WHAT YOU WILL DO ▸
Count every line below that contains "tvirtai", then state the total with no other output.

===== RECORD EXCERPTS

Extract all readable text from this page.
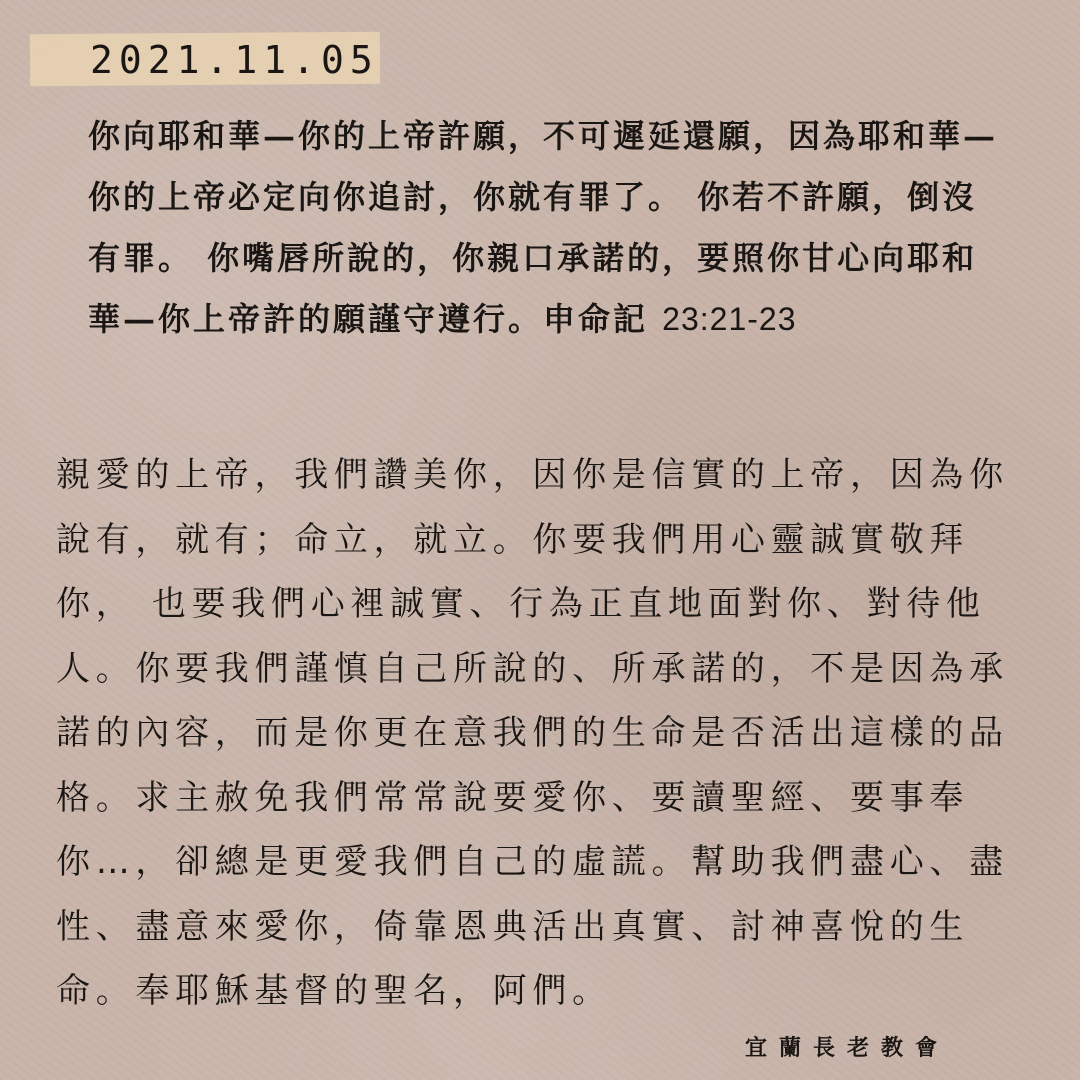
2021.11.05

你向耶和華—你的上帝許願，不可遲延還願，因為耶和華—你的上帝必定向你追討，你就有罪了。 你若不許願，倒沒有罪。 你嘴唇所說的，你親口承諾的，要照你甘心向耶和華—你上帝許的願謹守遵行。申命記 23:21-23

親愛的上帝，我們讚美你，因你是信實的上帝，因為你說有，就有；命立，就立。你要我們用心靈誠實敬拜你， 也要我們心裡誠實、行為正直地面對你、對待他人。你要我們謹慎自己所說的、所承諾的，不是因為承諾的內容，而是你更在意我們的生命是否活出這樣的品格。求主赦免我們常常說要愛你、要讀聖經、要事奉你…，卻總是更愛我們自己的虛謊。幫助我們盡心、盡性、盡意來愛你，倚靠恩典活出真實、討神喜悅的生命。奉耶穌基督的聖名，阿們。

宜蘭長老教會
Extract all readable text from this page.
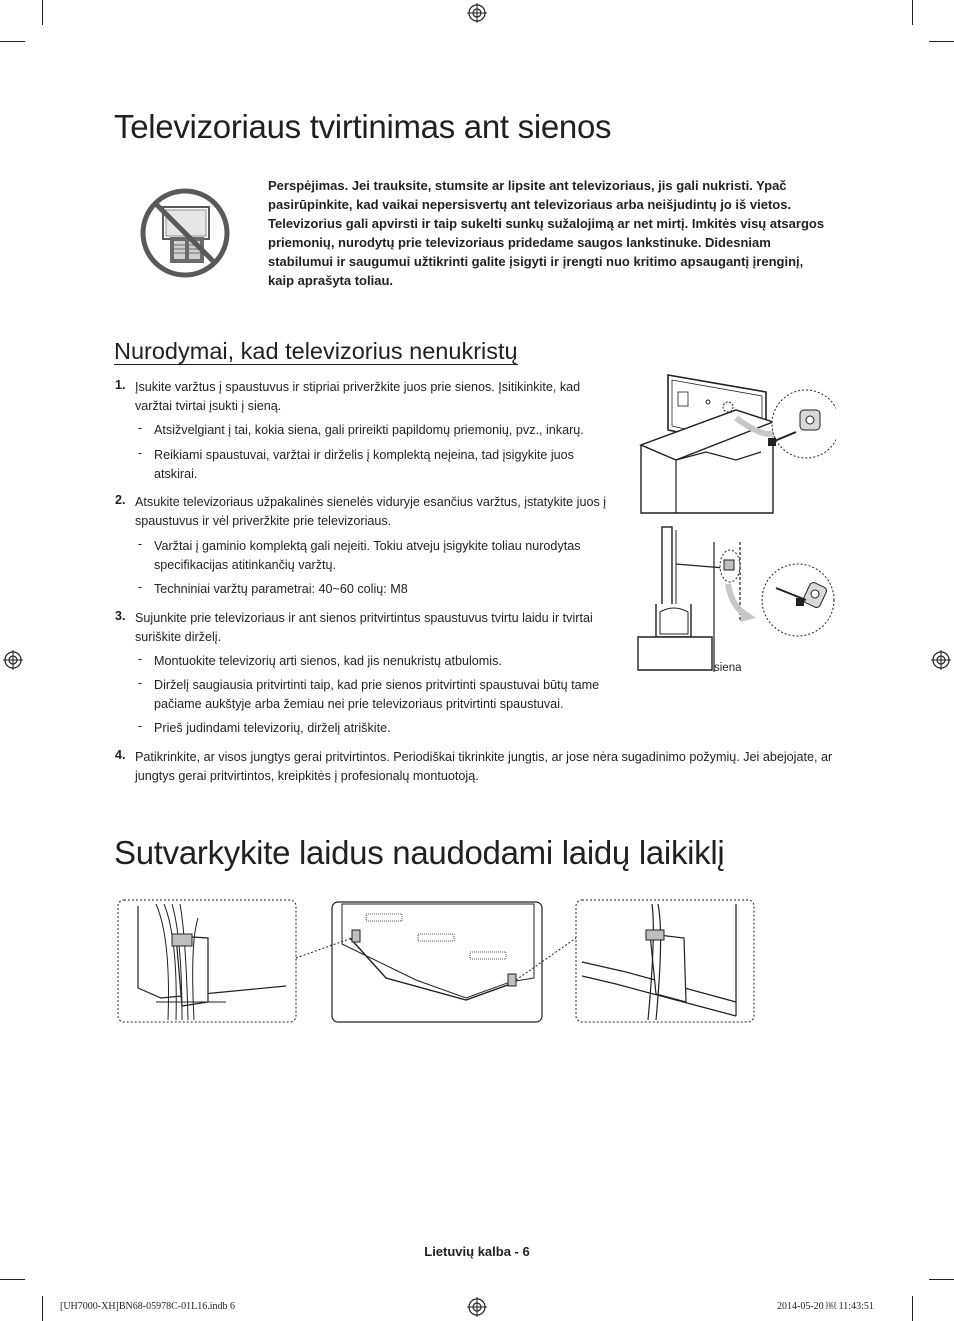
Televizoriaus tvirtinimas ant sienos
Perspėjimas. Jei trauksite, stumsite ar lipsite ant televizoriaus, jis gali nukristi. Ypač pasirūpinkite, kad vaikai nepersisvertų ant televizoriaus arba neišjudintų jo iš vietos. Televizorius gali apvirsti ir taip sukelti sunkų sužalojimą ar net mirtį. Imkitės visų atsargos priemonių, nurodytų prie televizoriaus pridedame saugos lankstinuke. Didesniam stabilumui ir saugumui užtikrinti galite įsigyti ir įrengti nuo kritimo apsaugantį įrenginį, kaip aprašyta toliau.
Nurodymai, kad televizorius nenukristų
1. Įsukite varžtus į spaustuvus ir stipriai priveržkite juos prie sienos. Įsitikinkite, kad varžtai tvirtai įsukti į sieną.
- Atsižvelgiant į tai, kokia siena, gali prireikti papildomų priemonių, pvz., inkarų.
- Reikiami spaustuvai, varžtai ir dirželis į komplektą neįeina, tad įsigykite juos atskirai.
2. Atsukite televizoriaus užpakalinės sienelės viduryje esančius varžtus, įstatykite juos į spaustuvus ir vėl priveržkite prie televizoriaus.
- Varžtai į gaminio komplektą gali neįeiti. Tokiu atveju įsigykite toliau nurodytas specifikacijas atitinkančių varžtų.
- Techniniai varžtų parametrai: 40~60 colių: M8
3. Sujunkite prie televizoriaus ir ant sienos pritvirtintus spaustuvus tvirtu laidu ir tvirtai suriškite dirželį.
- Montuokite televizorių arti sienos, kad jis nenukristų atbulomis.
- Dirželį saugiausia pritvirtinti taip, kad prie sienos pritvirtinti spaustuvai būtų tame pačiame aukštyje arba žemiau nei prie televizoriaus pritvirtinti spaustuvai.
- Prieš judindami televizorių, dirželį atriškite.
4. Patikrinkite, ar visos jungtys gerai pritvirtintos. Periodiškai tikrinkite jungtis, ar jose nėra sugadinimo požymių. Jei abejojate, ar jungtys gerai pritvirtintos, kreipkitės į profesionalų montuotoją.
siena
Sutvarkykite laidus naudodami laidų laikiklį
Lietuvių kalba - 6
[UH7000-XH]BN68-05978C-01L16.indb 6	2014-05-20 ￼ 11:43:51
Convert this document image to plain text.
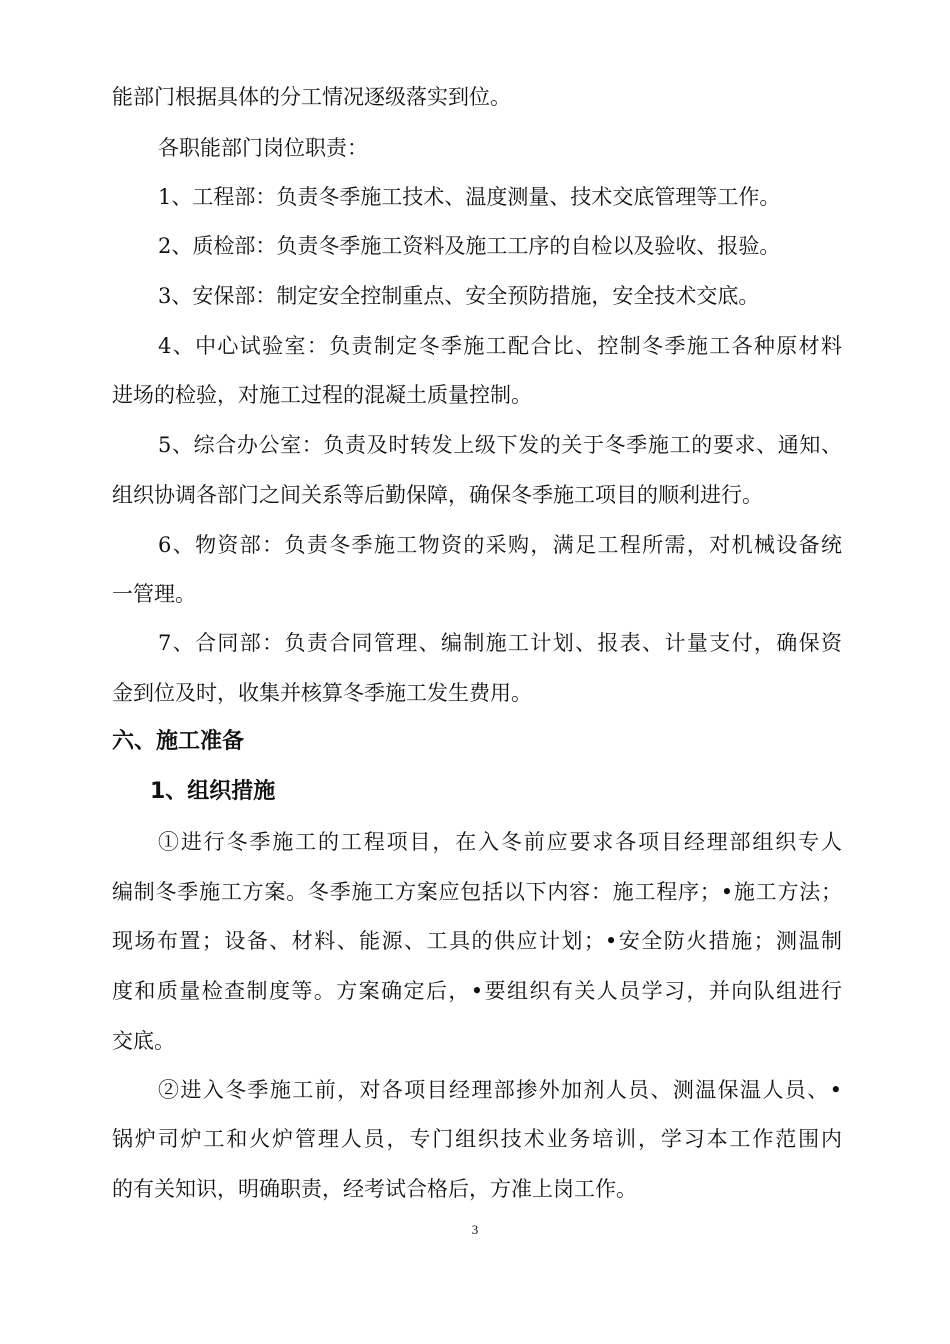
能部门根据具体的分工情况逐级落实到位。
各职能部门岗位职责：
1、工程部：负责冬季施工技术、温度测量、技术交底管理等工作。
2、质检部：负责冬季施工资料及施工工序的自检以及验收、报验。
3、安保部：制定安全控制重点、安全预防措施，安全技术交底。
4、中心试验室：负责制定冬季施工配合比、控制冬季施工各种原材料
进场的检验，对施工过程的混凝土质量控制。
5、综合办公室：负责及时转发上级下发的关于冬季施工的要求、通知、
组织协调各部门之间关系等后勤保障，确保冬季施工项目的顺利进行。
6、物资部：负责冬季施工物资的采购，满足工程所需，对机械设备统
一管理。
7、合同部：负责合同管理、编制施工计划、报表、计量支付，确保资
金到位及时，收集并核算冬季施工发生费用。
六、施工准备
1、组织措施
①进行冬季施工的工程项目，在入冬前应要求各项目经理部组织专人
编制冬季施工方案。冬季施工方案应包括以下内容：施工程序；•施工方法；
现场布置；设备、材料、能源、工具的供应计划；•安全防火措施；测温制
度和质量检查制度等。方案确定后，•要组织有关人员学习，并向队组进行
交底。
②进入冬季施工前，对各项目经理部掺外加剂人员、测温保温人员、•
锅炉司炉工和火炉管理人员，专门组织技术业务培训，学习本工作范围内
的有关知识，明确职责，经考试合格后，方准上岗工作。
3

==========

REPLY ▸
2